#### Data for this task ####
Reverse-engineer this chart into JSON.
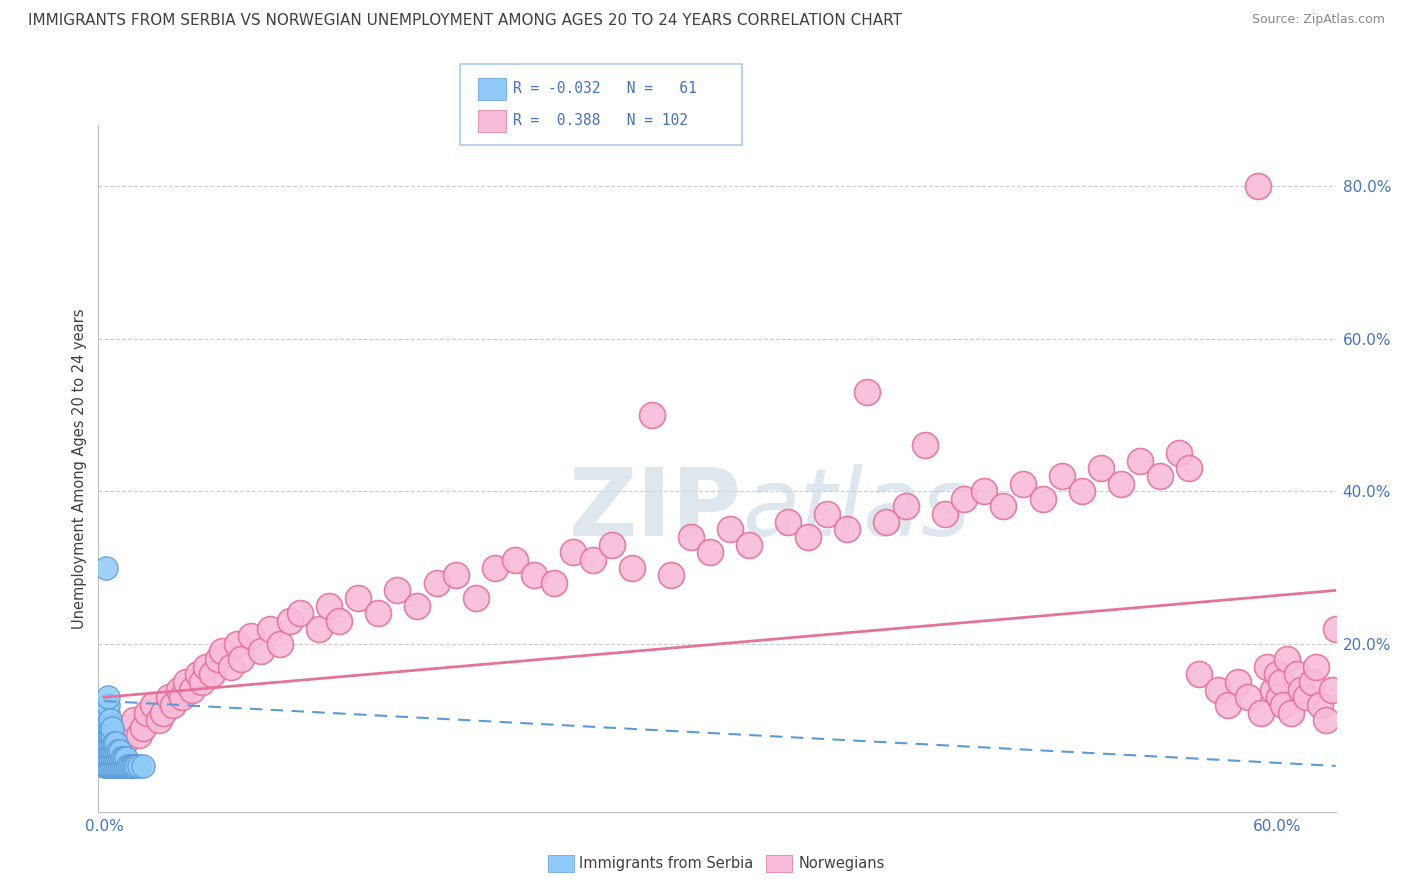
{
  "title": "IMMIGRANTS FROM SERBIA VS NORWEGIAN UNEMPLOYMENT AMONG AGES 20 TO 24 YEARS CORRELATION CHART",
  "source": "Source: ZipAtlas.com",
  "ylabel": "Unemployment Among Ages 20 to 24 years",
  "x_tick_labels": [
    "0.0%",
    "",
    "",
    "",
    "",
    "",
    "60.0%"
  ],
  "x_tick_vals": [
    0.0,
    0.1,
    0.2,
    0.3,
    0.4,
    0.5,
    0.6
  ],
  "y_tick_labels": [
    "20.0%",
    "40.0%",
    "60.0%",
    "80.0%"
  ],
  "y_tick_vals": [
    0.2,
    0.4,
    0.6,
    0.8
  ],
  "xlim": [
    -0.003,
    0.63
  ],
  "ylim": [
    -0.02,
    0.88
  ],
  "color_blue": "#90CAF9",
  "color_blue_edge": "#5B9BD5",
  "color_pink": "#F8BBD9",
  "color_pink_edge": "#E57399",
  "color_title": "#404040",
  "color_source": "#888888",
  "color_grid": "#CCCCCC",
  "color_axis": "#BBBBBB",
  "watermark_zip": "#C8D8E8",
  "watermark_atlas": "#C8D8E8",
  "background_color": "#FFFFFF",
  "serbia_x": [
    0.0,
    0.0,
    0.0,
    0.001,
    0.001,
    0.001,
    0.001,
    0.001,
    0.001,
    0.001,
    0.001,
    0.002,
    0.002,
    0.002,
    0.002,
    0.002,
    0.002,
    0.002,
    0.002,
    0.002,
    0.002,
    0.003,
    0.003,
    0.003,
    0.003,
    0.003,
    0.003,
    0.003,
    0.004,
    0.004,
    0.004,
    0.004,
    0.004,
    0.004,
    0.005,
    0.005,
    0.005,
    0.005,
    0.006,
    0.006,
    0.006,
    0.006,
    0.007,
    0.007,
    0.007,
    0.008,
    0.008,
    0.008,
    0.009,
    0.009,
    0.01,
    0.01,
    0.011,
    0.011,
    0.012,
    0.013,
    0.014,
    0.015,
    0.016,
    0.018,
    0.02
  ],
  "serbia_y": [
    0.04,
    0.06,
    0.08,
    0.04,
    0.05,
    0.06,
    0.07,
    0.08,
    0.09,
    0.1,
    0.3,
    0.04,
    0.05,
    0.06,
    0.07,
    0.08,
    0.09,
    0.1,
    0.11,
    0.12,
    0.13,
    0.04,
    0.05,
    0.06,
    0.07,
    0.08,
    0.09,
    0.1,
    0.04,
    0.05,
    0.06,
    0.07,
    0.08,
    0.09,
    0.04,
    0.05,
    0.06,
    0.07,
    0.04,
    0.05,
    0.06,
    0.07,
    0.04,
    0.05,
    0.06,
    0.04,
    0.05,
    0.06,
    0.04,
    0.05,
    0.04,
    0.05,
    0.04,
    0.05,
    0.04,
    0.04,
    0.04,
    0.04,
    0.04,
    0.04,
    0.04
  ],
  "norwegian_x": [
    0.005,
    0.008,
    0.01,
    0.012,
    0.015,
    0.018,
    0.02,
    0.022,
    0.025,
    0.028,
    0.03,
    0.033,
    0.035,
    0.038,
    0.04,
    0.042,
    0.045,
    0.048,
    0.05,
    0.052,
    0.055,
    0.058,
    0.06,
    0.065,
    0.068,
    0.07,
    0.075,
    0.08,
    0.085,
    0.09,
    0.095,
    0.1,
    0.11,
    0.115,
    0.12,
    0.13,
    0.14,
    0.15,
    0.16,
    0.17,
    0.18,
    0.19,
    0.2,
    0.21,
    0.22,
    0.23,
    0.24,
    0.25,
    0.26,
    0.27,
    0.28,
    0.29,
    0.3,
    0.31,
    0.32,
    0.33,
    0.35,
    0.36,
    0.37,
    0.38,
    0.39,
    0.4,
    0.41,
    0.42,
    0.43,
    0.44,
    0.45,
    0.46,
    0.47,
    0.48,
    0.49,
    0.5,
    0.51,
    0.52,
    0.53,
    0.54,
    0.55,
    0.555,
    0.56,
    0.57,
    0.575,
    0.58,
    0.585,
    0.59,
    0.592,
    0.595,
    0.598,
    0.6,
    0.601,
    0.602,
    0.603,
    0.605,
    0.607,
    0.61,
    0.612,
    0.615,
    0.618,
    0.62,
    0.622,
    0.625,
    0.628,
    0.63
  ],
  "norwegian_y": [
    0.08,
    0.06,
    0.07,
    0.09,
    0.1,
    0.08,
    0.09,
    0.11,
    0.12,
    0.1,
    0.11,
    0.13,
    0.12,
    0.14,
    0.13,
    0.15,
    0.14,
    0.16,
    0.15,
    0.17,
    0.16,
    0.18,
    0.19,
    0.17,
    0.2,
    0.18,
    0.21,
    0.19,
    0.22,
    0.2,
    0.23,
    0.24,
    0.22,
    0.25,
    0.23,
    0.26,
    0.24,
    0.27,
    0.25,
    0.28,
    0.29,
    0.26,
    0.3,
    0.31,
    0.29,
    0.28,
    0.32,
    0.31,
    0.33,
    0.3,
    0.5,
    0.29,
    0.34,
    0.32,
    0.35,
    0.33,
    0.36,
    0.34,
    0.37,
    0.35,
    0.53,
    0.36,
    0.38,
    0.46,
    0.37,
    0.39,
    0.4,
    0.38,
    0.41,
    0.39,
    0.42,
    0.4,
    0.43,
    0.41,
    0.44,
    0.42,
    0.45,
    0.43,
    0.16,
    0.14,
    0.12,
    0.15,
    0.13,
    0.8,
    0.11,
    0.17,
    0.14,
    0.16,
    0.13,
    0.15,
    0.12,
    0.18,
    0.11,
    0.16,
    0.14,
    0.13,
    0.15,
    0.17,
    0.12,
    0.1,
    0.14,
    0.22
  ],
  "trend_norway_x0": 0.0,
  "trend_norway_x1": 0.63,
  "trend_norway_y0": 0.13,
  "trend_norway_y1": 0.27,
  "trend_serbia_x0": 0.0,
  "trend_serbia_x1": 0.63,
  "trend_serbia_y0": 0.125,
  "trend_serbia_y1": 0.04
}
####
### [What is expected]
Copy the data exactly. Any picture it contains is to be omitted.

### [Response]
Reverse-engineer this chart into JSON.
{
  "title": "IMMIGRANTS FROM SERBIA VS NORWEGIAN UNEMPLOYMENT AMONG AGES 20 TO 24 YEARS CORRELATION CHART",
  "source": "Source: ZipAtlas.com",
  "ylabel": "Unemployment Among Ages 20 to 24 years",
  "x_tick_labels": [
    "0.0%",
    "",
    "",
    "",
    "",
    "",
    "60.0%"
  ],
  "x_tick_vals": [
    0.0,
    0.1,
    0.2,
    0.3,
    0.4,
    0.5,
    0.6
  ],
  "y_tick_labels": [
    "20.0%",
    "40.0%",
    "60.0%",
    "80.0%"
  ],
  "y_tick_vals": [
    0.2,
    0.4,
    0.6,
    0.8
  ],
  "xlim": [
    -0.003,
    0.63
  ],
  "ylim": [
    -0.02,
    0.88
  ],
  "color_blue": "#90CAF9",
  "color_blue_edge": "#5B9BD5",
  "color_pink": "#F8BBD9",
  "color_pink_edge": "#E57399",
  "color_title": "#404040",
  "color_source": "#888888",
  "color_grid": "#CCCCCC",
  "color_axis": "#BBBBBB",
  "watermark_zip": "#C8D8E8",
  "watermark_atlas": "#C8D8E8",
  "background_color": "#FFFFFF",
  "serbia_x": [
    0.0,
    0.0,
    0.0,
    0.001,
    0.001,
    0.001,
    0.001,
    0.001,
    0.001,
    0.001,
    0.001,
    0.002,
    0.002,
    0.002,
    0.002,
    0.002,
    0.002,
    0.002,
    0.002,
    0.002,
    0.002,
    0.003,
    0.003,
    0.003,
    0.003,
    0.003,
    0.003,
    0.003,
    0.004,
    0.004,
    0.004,
    0.004,
    0.004,
    0.004,
    0.005,
    0.005,
    0.005,
    0.005,
    0.006,
    0.006,
    0.006,
    0.006,
    0.007,
    0.007,
    0.007,
    0.008,
    0.008,
    0.008,
    0.009,
    0.009,
    0.01,
    0.01,
    0.011,
    0.011,
    0.012,
    0.013,
    0.014,
    0.015,
    0.016,
    0.018,
    0.02
  ],
  "serbia_y": [
    0.04,
    0.06,
    0.08,
    0.04,
    0.05,
    0.06,
    0.07,
    0.08,
    0.09,
    0.1,
    0.3,
    0.04,
    0.05,
    0.06,
    0.07,
    0.08,
    0.09,
    0.1,
    0.11,
    0.12,
    0.13,
    0.04,
    0.05,
    0.06,
    0.07,
    0.08,
    0.09,
    0.1,
    0.04,
    0.05,
    0.06,
    0.07,
    0.08,
    0.09,
    0.04,
    0.05,
    0.06,
    0.07,
    0.04,
    0.05,
    0.06,
    0.07,
    0.04,
    0.05,
    0.06,
    0.04,
    0.05,
    0.06,
    0.04,
    0.05,
    0.04,
    0.05,
    0.04,
    0.05,
    0.04,
    0.04,
    0.04,
    0.04,
    0.04,
    0.04,
    0.04
  ],
  "norwegian_x": [
    0.005,
    0.008,
    0.01,
    0.012,
    0.015,
    0.018,
    0.02,
    0.022,
    0.025,
    0.028,
    0.03,
    0.033,
    0.035,
    0.038,
    0.04,
    0.042,
    0.045,
    0.048,
    0.05,
    0.052,
    0.055,
    0.058,
    0.06,
    0.065,
    0.068,
    0.07,
    0.075,
    0.08,
    0.085,
    0.09,
    0.095,
    0.1,
    0.11,
    0.115,
    0.12,
    0.13,
    0.14,
    0.15,
    0.16,
    0.17,
    0.18,
    0.19,
    0.2,
    0.21,
    0.22,
    0.23,
    0.24,
    0.25,
    0.26,
    0.27,
    0.28,
    0.29,
    0.3,
    0.31,
    0.32,
    0.33,
    0.35,
    0.36,
    0.37,
    0.38,
    0.39,
    0.4,
    0.41,
    0.42,
    0.43,
    0.44,
    0.45,
    0.46,
    0.47,
    0.48,
    0.49,
    0.5,
    0.51,
    0.52,
    0.53,
    0.54,
    0.55,
    0.555,
    0.56,
    0.57,
    0.575,
    0.58,
    0.585,
    0.59,
    0.592,
    0.595,
    0.598,
    0.6,
    0.601,
    0.602,
    0.603,
    0.605,
    0.607,
    0.61,
    0.612,
    0.615,
    0.618,
    0.62,
    0.622,
    0.625,
    0.628,
    0.63
  ],
  "norwegian_y": [
    0.08,
    0.06,
    0.07,
    0.09,
    0.1,
    0.08,
    0.09,
    0.11,
    0.12,
    0.1,
    0.11,
    0.13,
    0.12,
    0.14,
    0.13,
    0.15,
    0.14,
    0.16,
    0.15,
    0.17,
    0.16,
    0.18,
    0.19,
    0.17,
    0.2,
    0.18,
    0.21,
    0.19,
    0.22,
    0.2,
    0.23,
    0.24,
    0.22,
    0.25,
    0.23,
    0.26,
    0.24,
    0.27,
    0.25,
    0.28,
    0.29,
    0.26,
    0.3,
    0.31,
    0.29,
    0.28,
    0.32,
    0.31,
    0.33,
    0.3,
    0.5,
    0.29,
    0.34,
    0.32,
    0.35,
    0.33,
    0.36,
    0.34,
    0.37,
    0.35,
    0.53,
    0.36,
    0.38,
    0.46,
    0.37,
    0.39,
    0.4,
    0.38,
    0.41,
    0.39,
    0.42,
    0.4,
    0.43,
    0.41,
    0.44,
    0.42,
    0.45,
    0.43,
    0.16,
    0.14,
    0.12,
    0.15,
    0.13,
    0.8,
    0.11,
    0.17,
    0.14,
    0.16,
    0.13,
    0.15,
    0.12,
    0.18,
    0.11,
    0.16,
    0.14,
    0.13,
    0.15,
    0.17,
    0.12,
    0.1,
    0.14,
    0.22
  ],
  "trend_norway_x0": 0.0,
  "trend_norway_x1": 0.63,
  "trend_norway_y0": 0.13,
  "trend_norway_y1": 0.27,
  "trend_serbia_x0": 0.0,
  "trend_serbia_x1": 0.63,
  "trend_serbia_y0": 0.125,
  "trend_serbia_y1": 0.04
}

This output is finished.